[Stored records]
%%
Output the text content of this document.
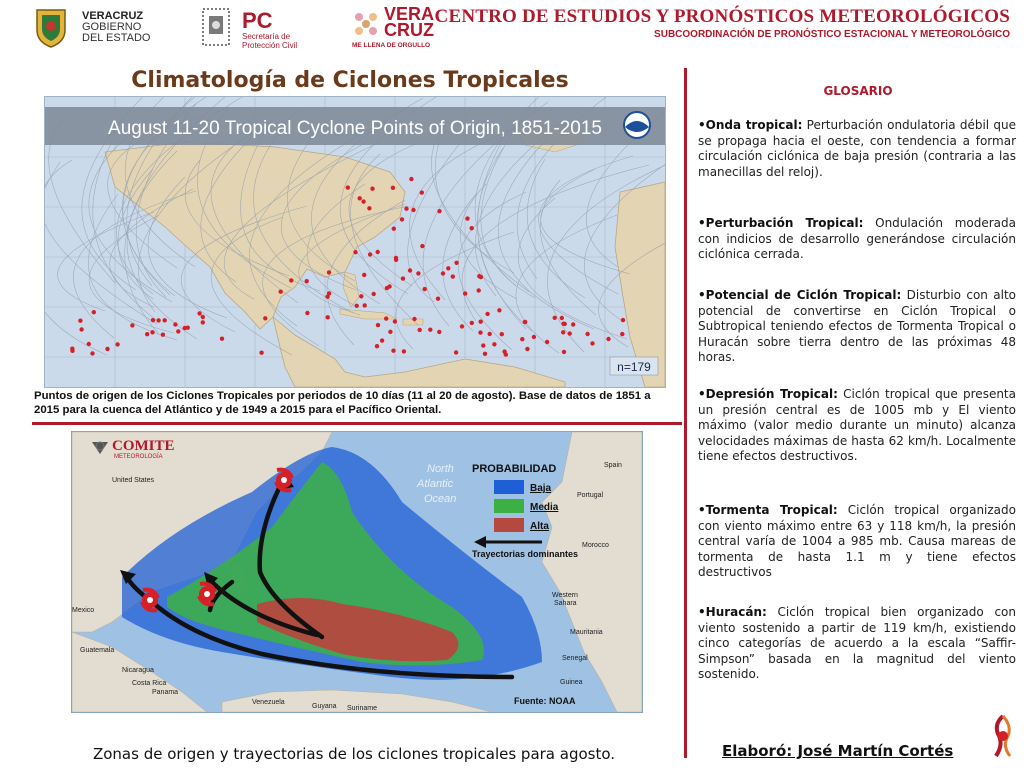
VERACRUZ
GOBIERNO
DEL ESTADO
PC
Secretaría de
Protección Civil
VERA
CRUZ
ME LLENA DE ORGULLO
CENTRO DE ESTUDIOS Y PRONÓSTICOS METEOROLÓGICOS
SUBCOORDINACIÓN DE PRONÓSTICO ESTACIONAL Y METEOROLÓGICO
Climatología de Ciclones Tropicales
August 11-20 Tropical Cyclone Points of Origin, 1851-2015
n=179
Puntos de origen de los Ciclones Tropicales por periodos de 10 días (11 al 20 de agosto). Base de datos de 1851 a 2015 para la cuenca del Atlántico y de 1949 a 2015 para el Pacífico Oriental.
COMITE
METEOROLOGÍA
United States
Mexico
Spain
Portugal
Morocco
Western
Sahara
Mauritania
Senegal
Guinea
Nicaragua
Costa Rica
Panama
Guatemala
Venezuela
Guyana Suriname
North
Atlantic
Ocean
PROBABILIDAD
Baja
Media
Alta
Trayectorias dominantes
Fuente: NOAA
Zonas de origen y trayectorias de los ciclones tropicales para agosto.
GLOSARIO
•Onda tropical: Perturbación ondulatoria débil que se propaga hacia el oeste, con tendencia a formar circulación ciclónica de baja presión (contraria a las manecillas del reloj).
•Perturbación Tropical: Ondulación moderada con indicios de desarrollo generándose circulación ciclónica cerrada.
•Potencial de Ciclón Tropical: Disturbio con alto potencial de convertirse en Ciclón Tropical o Subtropical teniendo efectos de Tormenta Tropical o Huracán sobre tierra dentro de las próximas 48 horas.
•Depresión Tropical: Ciclón tropical que presenta un presión central es de 1005 mb y El viento máximo (valor medio durante un minuto) alcanza velocidades máximas de hasta 62 km/h. Localmente tiene efectos destructivos.
•Tormenta Tropical: Ciclón tropical organizado con viento máximo entre 63 y 118 km/h, la presión central varía de 1004 a 985 mb. Causa mareas de tormenta de hasta 1.1 m y tiene efectos destructivos
•Huracán: Ciclón tropical bien organizado con viento sostenido a partir de 119 km/h, existiendo cinco categorías de acuerdo a la escala “Saffir-Simpson” basada en la magnitud del viento sostenido.
Elaboró: José Martín Cortés
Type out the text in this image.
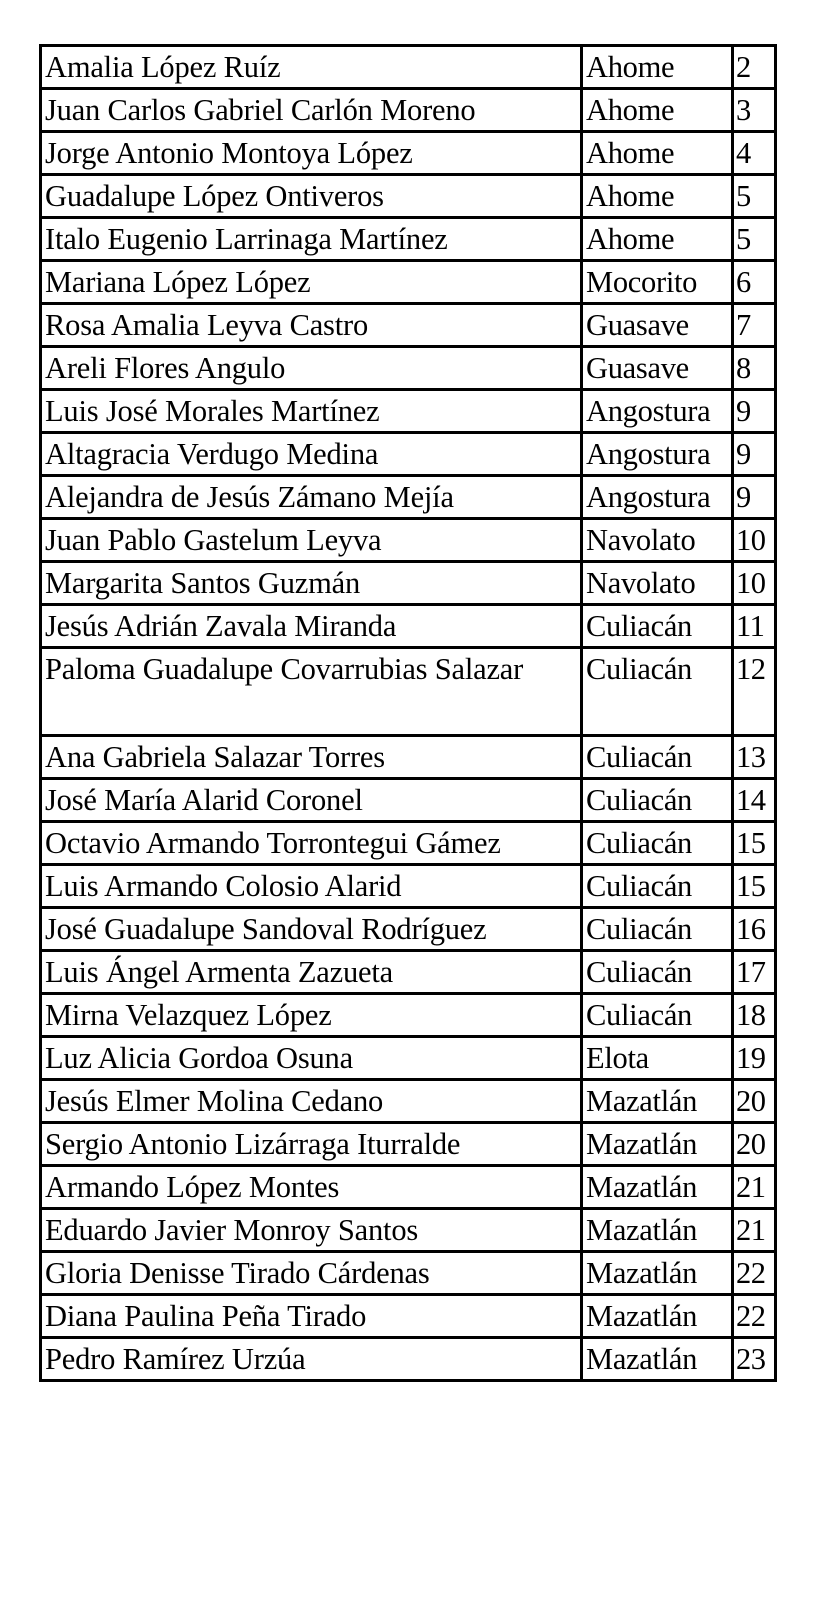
Amalia López Ruíz	Ahome	2
Juan Carlos Gabriel Carlón Moreno	Ahome	3
Jorge Antonio Montoya López	Ahome	4
Guadalupe López Ontiveros	Ahome	5
Italo Eugenio Larrinaga Martínez	Ahome	5
Mariana López López	Mocorito	6
Rosa Amalia Leyva Castro	Guasave	7
Areli Flores Angulo	Guasave	8
Luis José Morales Martínez	Angostura	9
Altagracia Verdugo Medina	Angostura	9
Alejandra de Jesús Zámano Mejía	Angostura	9
Juan Pablo Gastelum Leyva	Navolato	10
Margarita Santos Guzmán	Navolato	10
Jesús Adrián Zavala Miranda	Culiacán	11
Paloma Guadalupe Covarrubias Salazar	Culiacán	12
Ana Gabriela Salazar Torres	Culiacán	13
José María Alarid Coronel	Culiacán	14
Octavio Armando Torrontegui Gámez	Culiacán	15
Luis Armando Colosio Alarid	Culiacán	15
José Guadalupe Sandoval Rodríguez	Culiacán	16
Luis Ángel Armenta Zazueta	Culiacán	17
Mirna Velazquez López	Culiacán	18
Luz Alicia Gordoa Osuna	Elota	19
Jesús Elmer Molina Cedano	Mazatlán	20
Sergio Antonio Lizárraga Iturralde	Mazatlán	20
Armando López Montes	Mazatlán	21
Eduardo Javier Monroy Santos	Mazatlán	21
Gloria Denisse Tirado Cárdenas	Mazatlán	22
Diana Paulina Peña Tirado	Mazatlán	22
Pedro Ramírez Urzúa	Mazatlán	23
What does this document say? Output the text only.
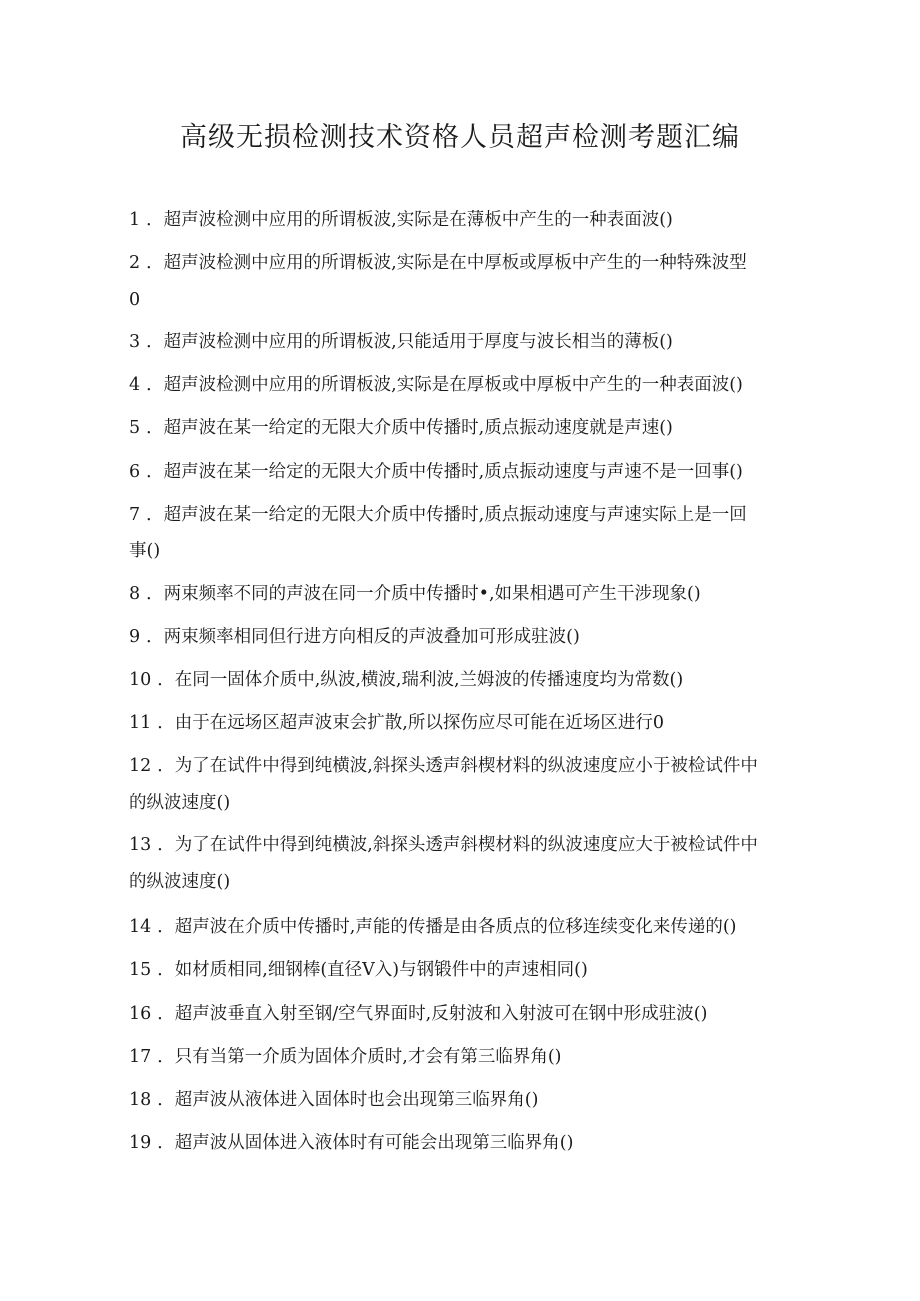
高级无损检测技术资格人员超声检测考题汇编
1 ．超声波检测中应用的所谓板波,实际是在薄板中产生的一种表面波()
2 ．超声波检测中应用的所谓板波,实际是在中厚板或厚板中产生的一种特殊波型
0
3 ．超声波检测中应用的所谓板波,只能适用于厚度与波长相当的薄板()
4 ．超声波检测中应用的所谓板波,实际是在厚板或中厚板中产生的一种表面波()
5 ．超声波在某一给定的无限大介质中传播时,质点振动速度就是声速()
6 ．超声波在某一给定的无限大介质中传播时,质点振动速度与声速不是一回事()
7 ．超声波在某一给定的无限大介质中传播时,质点振动速度与声速实际上是一回
事()
8 ．两束频率不同的声波在同一介质中传播时•,如果相遇可产生干涉现象()
9 ．两束频率相同但行进方向相反的声波叠加可形成驻波()
10 ．在同一固体介质中,纵波,横波,瑞利波,兰姆波的传播速度均为常数()
11 ．由于在远场区超声波束会扩散,所以探伤应尽可能在近场区进行0
12 ．为了在试件中得到纯横波,斜探头透声斜楔材料的纵波速度应小于被检试件中
的纵波速度()
13 ．为了在试件中得到纯横波,斜探头透声斜楔材料的纵波速度应大于被检试件中
的纵波速度()
14 ．超声波在介质中传播时,声能的传播是由各质点的位移连续变化来传递的()
15 ．如材质相同,细钢棒(直径Ⅴ入)与钢锻件中的声速相同()
16 ．超声波垂直入射至钢/空气界面时,反射波和入射波可在钢中形成驻波()
17 ．只有当第一介质为固体介质时,才会有第三临界角()
18 ．超声波从液体进入固体时也会出现第三临界角()
19 ．超声波从固体进入液体时有可能会出现第三临界角()
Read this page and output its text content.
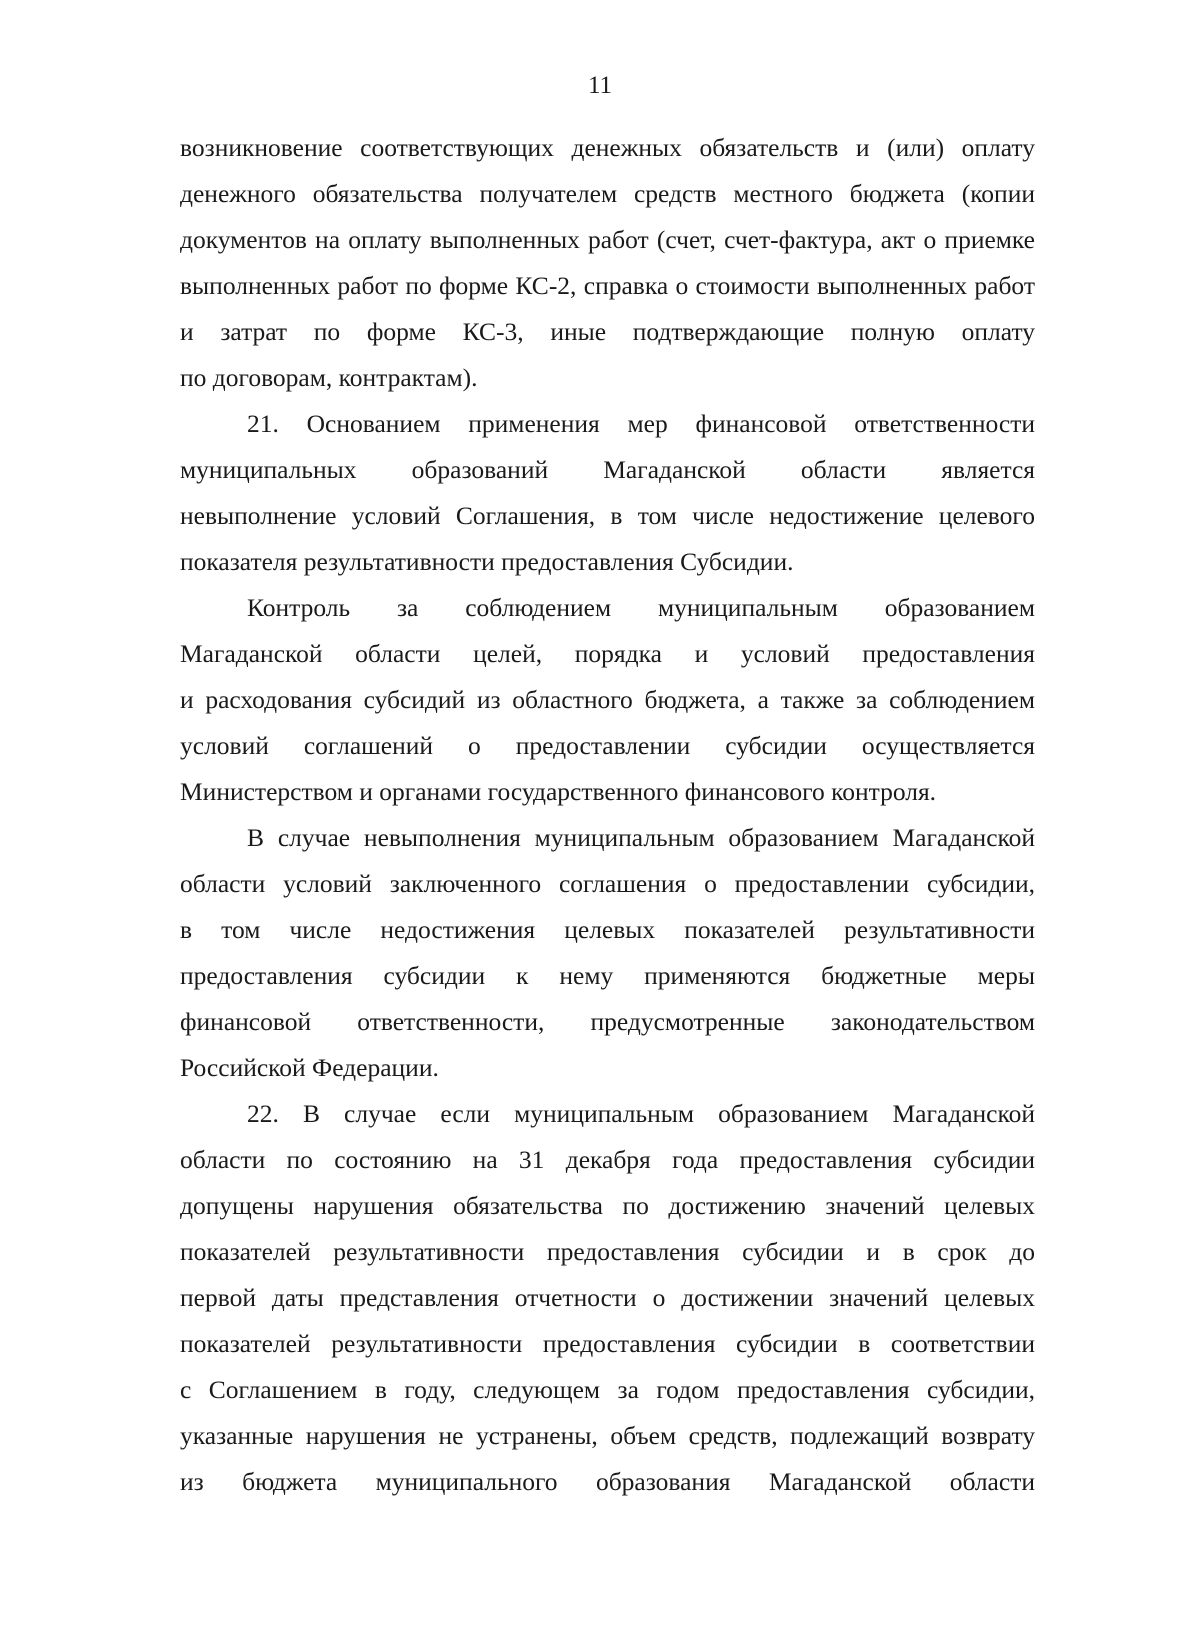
11
возникновение соответствующих денежных обязательств и (или) оплату
денежного обязательства получателем средств местного бюджета (копии
документов на оплату выполненных работ (счет, счет-фактура, акт о приемке
выполненных работ по форме КС-2, справка о стоимости выполненных работ
и затрат по форме КС-3, иные подтверждающие полную оплату
по договорам, контрактам).
21. Основанием применения мер финансовой ответственности
муниципальных образований Магаданской области является
невыполнение условий Соглашения, в том числе недостижение целевого
показателя результативности предоставления Субсидии.
Контроль за соблюдением муниципальным образованием
Магаданской области целей, порядка и условий предоставления
и расходования субсидий из областного бюджета, а также за соблюдением
условий соглашений о предоставлении субсидии осуществляется
Министерством и органами государственного финансового контроля.
В случае невыполнения муниципальным образованием Магаданской
области условий заключенного соглашения о предоставлении субсидии,
в том числе недостижения целевых показателей результативности
предоставления субсидии к нему применяются бюджетные меры
финансовой ответственности, предусмотренные законодательством
Российской Федерации.
22. В случае если муниципальным образованием Магаданской
области по состоянию на 31 декабря года предоставления субсидии
допущены нарушения обязательства по достижению значений целевых
показателей результативности предоставления субсидии и в срок до
первой даты представления отчетности о достижении значений целевых
показателей результативности предоставления субсидии в соответствии
с Соглашением в году, следующем за годом предоставления субсидии,
указанные нарушения не устранены, объем средств, подлежащий возврату
из бюджета муниципального образования Магаданской области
%%
**SHORT EXERCISE**
Check each line of the records above for "Mazatlán", and copy those that have it.

**WRITTEN ANSWER**
Jesús Elmer Molina Cedano	Mazatlán	20
Sergio Antonio Lizárraga Iturralde	Mazatlán	20
Armando López Montes	Mazatlán	21
Eduardo Javier Monroy Santos	Mazatlán	21
Gloria Denisse Tirado Cárdenas	Mazatlán	22
Diana Paulina Peña Tirado	Mazatlán	22
Pedro Ramírez Urzúa	Mazatlán	23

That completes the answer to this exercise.